┌──
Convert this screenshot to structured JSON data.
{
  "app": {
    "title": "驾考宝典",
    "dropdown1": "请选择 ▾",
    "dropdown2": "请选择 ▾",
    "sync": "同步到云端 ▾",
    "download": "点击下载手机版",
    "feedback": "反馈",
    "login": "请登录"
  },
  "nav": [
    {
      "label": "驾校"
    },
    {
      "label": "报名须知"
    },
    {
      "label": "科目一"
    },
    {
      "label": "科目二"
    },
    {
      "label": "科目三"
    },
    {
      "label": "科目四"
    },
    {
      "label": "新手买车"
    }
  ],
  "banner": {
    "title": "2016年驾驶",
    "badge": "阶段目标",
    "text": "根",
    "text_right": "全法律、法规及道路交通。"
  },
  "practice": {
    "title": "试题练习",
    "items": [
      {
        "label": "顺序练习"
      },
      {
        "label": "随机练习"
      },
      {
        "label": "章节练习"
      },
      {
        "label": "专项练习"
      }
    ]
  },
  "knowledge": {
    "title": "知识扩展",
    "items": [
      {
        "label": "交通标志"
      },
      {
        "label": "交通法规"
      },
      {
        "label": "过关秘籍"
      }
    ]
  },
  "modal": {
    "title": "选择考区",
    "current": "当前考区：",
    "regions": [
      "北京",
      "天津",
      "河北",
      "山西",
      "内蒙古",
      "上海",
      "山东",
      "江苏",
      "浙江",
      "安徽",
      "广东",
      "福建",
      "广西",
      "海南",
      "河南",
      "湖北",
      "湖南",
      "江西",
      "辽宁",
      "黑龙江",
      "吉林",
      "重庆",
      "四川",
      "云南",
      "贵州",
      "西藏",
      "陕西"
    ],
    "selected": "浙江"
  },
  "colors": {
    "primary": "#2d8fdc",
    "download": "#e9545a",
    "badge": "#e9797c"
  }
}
└──
**WHAT YOU SHOULD DO:** Each record above should be returned exactly as it appears.

**ANSWER IN FULL:**
Convert this screenshot to structured JSON data.
{
  "app": {
    "title": "驾考宝典",
    "dropdown1": "请选择 ▾",
    "dropdown2": "请选择 ▾",
    "sync": "同步到云端 ▾",
    "download": "点击下载手机版",
    "feedback": "反馈",
    "login": "请登录"
  },
  "nav": [
    {
      "label": "驾校"
    },
    {
      "label": "报名须知"
    },
    {
      "label": "科目一"
    },
    {
      "label": "科目二"
    },
    {
      "label": "科目三"
    },
    {
      "label": "科目四"
    },
    {
      "label": "新手买车"
    }
  ],
  "banner": {
    "title": "2016年驾驶",
    "badge": "阶段目标",
    "text": "根",
    "text_right": "全法律、法规及道路交通。"
  },
  "practice": {
    "title": "试题练习",
    "items": [
      {
        "label": "顺序练习"
      },
      {
        "label": "随机练习"
      },
      {
        "label": "章节练习"
      },
      {
        "label": "专项练习"
      }
    ]
  },
  "knowledge": {
    "title": "知识扩展",
    "items": [
      {
        "label": "交通标志"
      },
      {
        "label": "交通法规"
      },
      {
        "label": "过关秘籍"
      }
    ]
  },
  "modal": {
    "title": "选择考区",
    "current": "当前考区：",
    "regions": [
      "北京",
      "天津",
      "河北",
      "山西",
      "内蒙古",
      "上海",
      "山东",
      "江苏",
      "浙江",
      "安徽",
      "广东",
      "福建",
      "广西",
      "海南",
      "河南",
      "湖北",
      "湖南",
      "江西",
      "辽宁",
      "黑龙江",
      "吉林",
      "重庆",
      "四川",
      "云南",
      "贵州",
      "西藏",
      "陕西"
    ],
    "selected": "浙江"
  },
  "colors": {
    "primary": "#2d8fdc",
    "download": "#e9545a",
    "badge": "#e9797c"
  }
}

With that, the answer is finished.